Supplied material:
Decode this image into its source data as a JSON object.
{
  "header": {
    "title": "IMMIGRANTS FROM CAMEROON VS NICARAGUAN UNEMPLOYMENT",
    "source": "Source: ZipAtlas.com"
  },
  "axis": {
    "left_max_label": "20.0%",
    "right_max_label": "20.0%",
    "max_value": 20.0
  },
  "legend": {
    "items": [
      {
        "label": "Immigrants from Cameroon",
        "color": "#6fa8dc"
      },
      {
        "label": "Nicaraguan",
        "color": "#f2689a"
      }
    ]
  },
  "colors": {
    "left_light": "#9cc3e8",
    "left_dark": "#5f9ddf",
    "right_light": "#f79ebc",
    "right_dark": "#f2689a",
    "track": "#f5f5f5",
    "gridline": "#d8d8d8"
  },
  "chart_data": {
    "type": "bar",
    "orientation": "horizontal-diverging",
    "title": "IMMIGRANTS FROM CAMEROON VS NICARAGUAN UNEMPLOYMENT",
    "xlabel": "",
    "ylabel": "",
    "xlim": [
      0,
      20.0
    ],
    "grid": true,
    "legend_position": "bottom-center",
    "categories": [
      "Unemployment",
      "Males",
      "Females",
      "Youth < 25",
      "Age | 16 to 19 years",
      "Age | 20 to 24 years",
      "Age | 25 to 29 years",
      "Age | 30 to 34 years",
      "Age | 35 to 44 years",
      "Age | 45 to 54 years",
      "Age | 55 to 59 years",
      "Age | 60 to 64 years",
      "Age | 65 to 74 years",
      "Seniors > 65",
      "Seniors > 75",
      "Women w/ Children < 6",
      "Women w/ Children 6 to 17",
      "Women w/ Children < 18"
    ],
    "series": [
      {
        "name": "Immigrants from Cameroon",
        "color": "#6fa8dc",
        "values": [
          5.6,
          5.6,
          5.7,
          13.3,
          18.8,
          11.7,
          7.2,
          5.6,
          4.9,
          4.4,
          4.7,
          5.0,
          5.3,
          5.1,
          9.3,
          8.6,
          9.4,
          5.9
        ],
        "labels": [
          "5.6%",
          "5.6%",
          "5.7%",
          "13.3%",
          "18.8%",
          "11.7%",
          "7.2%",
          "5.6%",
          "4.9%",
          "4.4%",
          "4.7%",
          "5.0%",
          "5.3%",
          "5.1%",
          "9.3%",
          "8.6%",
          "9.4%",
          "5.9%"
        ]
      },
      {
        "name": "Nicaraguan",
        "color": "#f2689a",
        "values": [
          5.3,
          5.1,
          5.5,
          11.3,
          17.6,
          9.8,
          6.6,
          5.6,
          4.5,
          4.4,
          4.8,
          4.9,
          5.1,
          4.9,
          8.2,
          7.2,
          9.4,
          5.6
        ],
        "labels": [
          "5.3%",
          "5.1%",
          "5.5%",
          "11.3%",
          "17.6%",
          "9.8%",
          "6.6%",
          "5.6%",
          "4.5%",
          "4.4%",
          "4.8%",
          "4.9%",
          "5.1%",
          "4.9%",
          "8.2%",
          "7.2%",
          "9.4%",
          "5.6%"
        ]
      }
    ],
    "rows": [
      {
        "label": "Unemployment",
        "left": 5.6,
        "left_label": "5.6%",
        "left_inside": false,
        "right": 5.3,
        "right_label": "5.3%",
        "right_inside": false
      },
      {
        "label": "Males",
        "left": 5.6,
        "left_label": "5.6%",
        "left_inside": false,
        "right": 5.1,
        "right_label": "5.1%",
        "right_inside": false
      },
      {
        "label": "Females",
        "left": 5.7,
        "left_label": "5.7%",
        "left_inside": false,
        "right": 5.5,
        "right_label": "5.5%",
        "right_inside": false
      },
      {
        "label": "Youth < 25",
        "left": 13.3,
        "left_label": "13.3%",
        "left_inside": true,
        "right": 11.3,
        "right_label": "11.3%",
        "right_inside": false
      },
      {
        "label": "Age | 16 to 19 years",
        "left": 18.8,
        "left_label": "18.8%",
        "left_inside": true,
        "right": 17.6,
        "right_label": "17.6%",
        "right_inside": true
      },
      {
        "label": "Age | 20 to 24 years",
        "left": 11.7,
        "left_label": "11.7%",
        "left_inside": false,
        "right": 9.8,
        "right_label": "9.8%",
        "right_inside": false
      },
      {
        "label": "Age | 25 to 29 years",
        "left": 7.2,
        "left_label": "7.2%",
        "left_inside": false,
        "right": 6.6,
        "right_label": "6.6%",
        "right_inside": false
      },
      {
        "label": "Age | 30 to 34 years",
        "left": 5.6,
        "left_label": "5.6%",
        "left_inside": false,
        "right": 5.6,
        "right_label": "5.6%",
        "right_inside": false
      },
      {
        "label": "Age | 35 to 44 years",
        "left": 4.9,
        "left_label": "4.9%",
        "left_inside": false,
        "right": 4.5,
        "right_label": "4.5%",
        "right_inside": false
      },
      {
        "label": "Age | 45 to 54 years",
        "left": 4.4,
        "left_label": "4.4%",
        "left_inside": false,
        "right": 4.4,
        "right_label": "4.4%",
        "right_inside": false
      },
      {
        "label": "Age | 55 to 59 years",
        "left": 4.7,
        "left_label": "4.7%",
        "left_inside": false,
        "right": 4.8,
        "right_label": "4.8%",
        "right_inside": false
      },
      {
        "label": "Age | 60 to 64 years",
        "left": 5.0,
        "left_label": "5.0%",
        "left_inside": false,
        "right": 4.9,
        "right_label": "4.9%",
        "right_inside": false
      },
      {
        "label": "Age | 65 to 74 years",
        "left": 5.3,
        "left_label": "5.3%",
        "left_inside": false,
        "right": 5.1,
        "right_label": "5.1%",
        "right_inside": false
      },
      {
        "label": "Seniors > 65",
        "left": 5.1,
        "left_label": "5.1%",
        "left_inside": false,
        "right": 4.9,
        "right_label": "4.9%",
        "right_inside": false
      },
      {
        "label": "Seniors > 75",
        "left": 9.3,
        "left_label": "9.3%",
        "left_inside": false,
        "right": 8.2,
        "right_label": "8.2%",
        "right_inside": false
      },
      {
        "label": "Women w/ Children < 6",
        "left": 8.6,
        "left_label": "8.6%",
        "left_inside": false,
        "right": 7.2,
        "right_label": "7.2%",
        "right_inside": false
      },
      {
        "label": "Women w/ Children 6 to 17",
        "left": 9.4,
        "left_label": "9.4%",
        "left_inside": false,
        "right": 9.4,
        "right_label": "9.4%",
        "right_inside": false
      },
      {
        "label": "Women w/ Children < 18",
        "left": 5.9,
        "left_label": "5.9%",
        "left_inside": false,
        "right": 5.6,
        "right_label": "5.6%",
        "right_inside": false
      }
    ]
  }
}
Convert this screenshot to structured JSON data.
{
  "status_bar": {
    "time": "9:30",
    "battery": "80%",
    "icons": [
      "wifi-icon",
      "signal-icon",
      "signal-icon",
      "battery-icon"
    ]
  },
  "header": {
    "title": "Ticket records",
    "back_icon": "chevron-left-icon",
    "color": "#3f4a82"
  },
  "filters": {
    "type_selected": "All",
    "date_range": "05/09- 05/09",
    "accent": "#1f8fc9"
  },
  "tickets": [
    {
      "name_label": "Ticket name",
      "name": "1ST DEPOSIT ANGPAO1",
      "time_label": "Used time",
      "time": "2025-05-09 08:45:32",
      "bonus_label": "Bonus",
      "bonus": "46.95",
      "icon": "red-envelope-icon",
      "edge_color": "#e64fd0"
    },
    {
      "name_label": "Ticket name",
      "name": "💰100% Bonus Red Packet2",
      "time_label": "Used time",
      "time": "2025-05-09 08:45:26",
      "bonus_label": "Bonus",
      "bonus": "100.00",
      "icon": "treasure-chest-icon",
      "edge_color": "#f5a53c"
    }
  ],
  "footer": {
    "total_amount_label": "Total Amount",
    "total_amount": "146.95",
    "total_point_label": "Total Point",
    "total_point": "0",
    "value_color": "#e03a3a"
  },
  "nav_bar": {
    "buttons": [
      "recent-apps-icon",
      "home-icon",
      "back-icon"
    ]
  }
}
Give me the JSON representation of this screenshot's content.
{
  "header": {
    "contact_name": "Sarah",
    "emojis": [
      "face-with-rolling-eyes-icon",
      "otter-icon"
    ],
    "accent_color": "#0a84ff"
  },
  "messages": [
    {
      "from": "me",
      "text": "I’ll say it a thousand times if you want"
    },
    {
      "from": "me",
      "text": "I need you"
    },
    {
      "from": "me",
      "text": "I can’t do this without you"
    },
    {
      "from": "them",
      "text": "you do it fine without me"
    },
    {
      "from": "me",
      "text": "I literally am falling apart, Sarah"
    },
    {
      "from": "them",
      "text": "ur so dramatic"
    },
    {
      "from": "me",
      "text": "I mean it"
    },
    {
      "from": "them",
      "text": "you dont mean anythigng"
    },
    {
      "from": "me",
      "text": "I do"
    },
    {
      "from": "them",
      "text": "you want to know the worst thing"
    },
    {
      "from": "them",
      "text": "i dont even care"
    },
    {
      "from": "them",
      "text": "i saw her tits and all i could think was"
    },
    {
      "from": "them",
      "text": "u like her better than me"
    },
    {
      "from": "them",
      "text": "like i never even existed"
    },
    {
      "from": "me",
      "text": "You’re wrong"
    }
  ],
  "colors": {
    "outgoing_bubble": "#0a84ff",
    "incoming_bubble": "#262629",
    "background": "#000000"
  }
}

Exercise objective: Copy each line holding the word "want" from the listing above.

Solved problem:
      "text": "I’ll say it a thousand times if you want"
      "text": "you want to know the worst thing"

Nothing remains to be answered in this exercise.